** START Available records **

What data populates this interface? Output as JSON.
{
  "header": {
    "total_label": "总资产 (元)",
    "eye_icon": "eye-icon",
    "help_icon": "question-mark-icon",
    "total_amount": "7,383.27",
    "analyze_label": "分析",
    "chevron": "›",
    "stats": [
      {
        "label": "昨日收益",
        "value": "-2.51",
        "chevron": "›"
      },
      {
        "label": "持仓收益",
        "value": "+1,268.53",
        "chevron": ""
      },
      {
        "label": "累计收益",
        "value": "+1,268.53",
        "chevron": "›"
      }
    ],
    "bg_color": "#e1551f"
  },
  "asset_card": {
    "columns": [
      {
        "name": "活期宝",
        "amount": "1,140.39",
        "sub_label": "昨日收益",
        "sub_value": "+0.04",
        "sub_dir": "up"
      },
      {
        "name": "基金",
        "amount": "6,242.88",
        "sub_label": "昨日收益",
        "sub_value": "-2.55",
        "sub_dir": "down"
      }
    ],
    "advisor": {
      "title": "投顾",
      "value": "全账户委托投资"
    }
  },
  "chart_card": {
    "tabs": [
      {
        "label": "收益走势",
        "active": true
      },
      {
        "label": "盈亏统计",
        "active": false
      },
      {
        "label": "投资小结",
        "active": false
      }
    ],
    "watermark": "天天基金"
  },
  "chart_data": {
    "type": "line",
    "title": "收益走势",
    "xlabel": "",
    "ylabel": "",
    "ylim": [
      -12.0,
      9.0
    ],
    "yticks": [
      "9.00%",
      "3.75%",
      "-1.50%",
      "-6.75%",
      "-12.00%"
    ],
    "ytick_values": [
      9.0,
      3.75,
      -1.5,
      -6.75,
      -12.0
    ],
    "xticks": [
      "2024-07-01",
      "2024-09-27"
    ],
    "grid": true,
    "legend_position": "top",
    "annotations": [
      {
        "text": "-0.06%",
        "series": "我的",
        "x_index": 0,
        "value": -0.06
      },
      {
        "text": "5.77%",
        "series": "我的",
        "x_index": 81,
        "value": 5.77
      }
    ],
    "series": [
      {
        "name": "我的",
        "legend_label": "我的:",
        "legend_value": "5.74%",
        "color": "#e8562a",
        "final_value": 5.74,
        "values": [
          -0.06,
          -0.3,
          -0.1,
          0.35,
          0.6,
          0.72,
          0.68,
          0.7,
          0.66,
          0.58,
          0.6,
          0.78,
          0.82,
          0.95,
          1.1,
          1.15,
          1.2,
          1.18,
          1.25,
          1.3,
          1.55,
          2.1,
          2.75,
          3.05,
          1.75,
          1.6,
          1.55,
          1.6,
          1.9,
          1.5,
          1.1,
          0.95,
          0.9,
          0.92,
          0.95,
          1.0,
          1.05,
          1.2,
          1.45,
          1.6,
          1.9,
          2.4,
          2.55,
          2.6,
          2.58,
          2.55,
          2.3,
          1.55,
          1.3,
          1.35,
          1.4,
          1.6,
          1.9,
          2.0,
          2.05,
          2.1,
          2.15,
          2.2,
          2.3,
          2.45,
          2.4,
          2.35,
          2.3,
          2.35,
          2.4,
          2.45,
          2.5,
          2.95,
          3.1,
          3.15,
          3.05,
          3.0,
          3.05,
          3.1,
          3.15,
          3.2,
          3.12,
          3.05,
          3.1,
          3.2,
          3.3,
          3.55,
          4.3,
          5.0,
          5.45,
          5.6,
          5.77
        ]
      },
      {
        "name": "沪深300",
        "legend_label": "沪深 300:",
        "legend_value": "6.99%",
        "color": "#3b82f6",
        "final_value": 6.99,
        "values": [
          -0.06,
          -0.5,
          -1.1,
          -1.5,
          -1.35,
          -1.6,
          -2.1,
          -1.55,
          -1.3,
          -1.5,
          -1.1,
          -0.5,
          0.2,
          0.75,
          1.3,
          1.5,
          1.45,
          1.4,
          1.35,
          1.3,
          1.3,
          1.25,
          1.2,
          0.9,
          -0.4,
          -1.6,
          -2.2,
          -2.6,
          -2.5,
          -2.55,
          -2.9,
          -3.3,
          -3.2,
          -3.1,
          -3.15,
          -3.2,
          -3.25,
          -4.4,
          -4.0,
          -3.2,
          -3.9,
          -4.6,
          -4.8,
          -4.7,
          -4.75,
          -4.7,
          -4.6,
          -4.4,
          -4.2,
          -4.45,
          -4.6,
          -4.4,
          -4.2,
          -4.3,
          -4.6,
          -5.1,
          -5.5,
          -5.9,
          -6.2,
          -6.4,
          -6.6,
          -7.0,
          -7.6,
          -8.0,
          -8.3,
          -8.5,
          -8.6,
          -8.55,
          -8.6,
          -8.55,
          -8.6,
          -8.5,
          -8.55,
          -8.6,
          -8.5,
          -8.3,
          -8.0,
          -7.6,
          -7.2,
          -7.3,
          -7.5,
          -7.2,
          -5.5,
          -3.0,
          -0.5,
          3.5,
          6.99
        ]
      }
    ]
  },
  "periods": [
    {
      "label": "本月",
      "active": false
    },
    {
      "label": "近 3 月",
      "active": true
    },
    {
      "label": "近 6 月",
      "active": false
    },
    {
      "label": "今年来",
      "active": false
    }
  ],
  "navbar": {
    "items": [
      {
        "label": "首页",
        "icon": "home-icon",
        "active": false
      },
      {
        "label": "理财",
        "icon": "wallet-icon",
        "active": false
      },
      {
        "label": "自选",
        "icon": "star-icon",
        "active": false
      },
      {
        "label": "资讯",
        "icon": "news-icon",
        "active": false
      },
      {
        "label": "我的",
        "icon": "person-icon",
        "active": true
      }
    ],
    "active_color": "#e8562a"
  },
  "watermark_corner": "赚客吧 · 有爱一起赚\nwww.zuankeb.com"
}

** END Available records **

▸ The request
Write the entire listing out again, word for word.

▸ Answer in full
What data populates this interface? Output as JSON.
{
  "header": {
    "total_label": "总资产 (元)",
    "eye_icon": "eye-icon",
    "help_icon": "question-mark-icon",
    "total_amount": "7,383.27",
    "analyze_label": "分析",
    "chevron": "›",
    "stats": [
      {
        "label": "昨日收益",
        "value": "-2.51",
        "chevron": "›"
      },
      {
        "label": "持仓收益",
        "value": "+1,268.53",
        "chevron": ""
      },
      {
        "label": "累计收益",
        "value": "+1,268.53",
        "chevron": "›"
      }
    ],
    "bg_color": "#e1551f"
  },
  "asset_card": {
    "columns": [
      {
        "name": "活期宝",
        "amount": "1,140.39",
        "sub_label": "昨日收益",
        "sub_value": "+0.04",
        "sub_dir": "up"
      },
      {
        "name": "基金",
        "amount": "6,242.88",
        "sub_label": "昨日收益",
        "sub_value": "-2.55",
        "sub_dir": "down"
      }
    ],
    "advisor": {
      "title": "投顾",
      "value": "全账户委托投资"
    }
  },
  "chart_card": {
    "tabs": [
      {
        "label": "收益走势",
        "active": true
      },
      {
        "label": "盈亏统计",
        "active": false
      },
      {
        "label": "投资小结",
        "active": false
      }
    ],
    "watermark": "天天基金"
  },
  "chart_data": {
    "type": "line",
    "title": "收益走势",
    "xlabel": "",
    "ylabel": "",
    "ylim": [
      -12.0,
      9.0
    ],
    "yticks": [
      "9.00%",
      "3.75%",
      "-1.50%",
      "-6.75%",
      "-12.00%"
    ],
    "ytick_values": [
      9.0,
      3.75,
      -1.5,
      -6.75,
      -12.0
    ],
    "xticks": [
      "2024-07-01",
      "2024-09-27"
    ],
    "grid": true,
    "legend_position": "top",
    "annotations": [
      {
        "text": "-0.06%",
        "series": "我的",
        "x_index": 0,
        "value": -0.06
      },
      {
        "text": "5.77%",
        "series": "我的",
        "x_index": 81,
        "value": 5.77
      }
    ],
    "series": [
      {
        "name": "我的",
        "legend_label": "我的:",
        "legend_value": "5.74%",
        "color": "#e8562a",
        "final_value": 5.74,
        "values": [
          -0.06,
          -0.3,
          -0.1,
          0.35,
          0.6,
          0.72,
          0.68,
          0.7,
          0.66,
          0.58,
          0.6,
          0.78,
          0.82,
          0.95,
          1.1,
          1.15,
          1.2,
          1.18,
          1.25,
          1.3,
          1.55,
          2.1,
          2.75,
          3.05,
          1.75,
          1.6,
          1.55,
          1.6,
          1.9,
          1.5,
          1.1,
          0.95,
          0.9,
          0.92,
          0.95,
          1.0,
          1.05,
          1.2,
          1.45,
          1.6,
          1.9,
          2.4,
          2.55,
          2.6,
          2.58,
          2.55,
          2.3,
          1.55,
          1.3,
          1.35,
          1.4,
          1.6,
          1.9,
          2.0,
          2.05,
          2.1,
          2.15,
          2.2,
          2.3,
          2.45,
          2.4,
          2.35,
          2.3,
          2.35,
          2.4,
          2.45,
          2.5,
          2.95,
          3.1,
          3.15,
          3.05,
          3.0,
          3.05,
          3.1,
          3.15,
          3.2,
          3.12,
          3.05,
          3.1,
          3.2,
          3.3,
          3.55,
          4.3,
          5.0,
          5.45,
          5.6,
          5.77
        ]
      },
      {
        "name": "沪深300",
        "legend_label": "沪深 300:",
        "legend_value": "6.99%",
        "color": "#3b82f6",
        "final_value": 6.99,
        "values": [
          -0.06,
          -0.5,
          -1.1,
          -1.5,
          -1.35,
          -1.6,
          -2.1,
          -1.55,
          -1.3,
          -1.5,
          -1.1,
          -0.5,
          0.2,
          0.75,
          1.3,
          1.5,
          1.45,
          1.4,
          1.35,
          1.3,
          1.3,
          1.25,
          1.2,
          0.9,
          -0.4,
          -1.6,
          -2.2,
          -2.6,
          -2.5,
          -2.55,
          -2.9,
          -3.3,
          -3.2,
          -3.1,
          -3.15,
          -3.2,
          -3.25,
          -4.4,
          -4.0,
          -3.2,
          -3.9,
          -4.6,
          -4.8,
          -4.7,
          -4.75,
          -4.7,
          -4.6,
          -4.4,
          -4.2,
          -4.45,
          -4.6,
          -4.4,
          -4.2,
          -4.3,
          -4.6,
          -5.1,
          -5.5,
          -5.9,
          -6.2,
          -6.4,
          -6.6,
          -7.0,
          -7.6,
          -8.0,
          -8.3,
          -8.5,
          -8.6,
          -8.55,
          -8.6,
          -8.55,
          -8.6,
          -8.5,
          -8.55,
          -8.6,
          -8.5,
          -8.3,
          -8.0,
          -7.6,
          -7.2,
          -7.3,
          -7.5,
          -7.2,
          -5.5,
          -3.0,
          -0.5,
          3.5,
          6.99
        ]
      }
    ]
  },
  "periods": [
    {
      "label": "本月",
      "active": false
    },
    {
      "label": "近 3 月",
      "active": true
    },
    {
      "label": "近 6 月",
      "active": false
    },
    {
      "label": "今年来",
      "active": false
    }
  ],
  "navbar": {
    "items": [
      {
        "label": "首页",
        "icon": "home-icon",
        "active": false
      },
      {
        "label": "理财",
        "icon": "wallet-icon",
        "active": false
      },
      {
        "label": "自选",
        "icon": "star-icon",
        "active": false
      },
      {
        "label": "资讯",
        "icon": "news-icon",
        "active": false
      },
      {
        "label": "我的",
        "icon": "person-icon",
        "active": true
      }
    ],
    "active_color": "#e8562a"
  },
  "watermark_corner": "赚客吧 · 有爱一起赚\nwww.zuankeb.com"
}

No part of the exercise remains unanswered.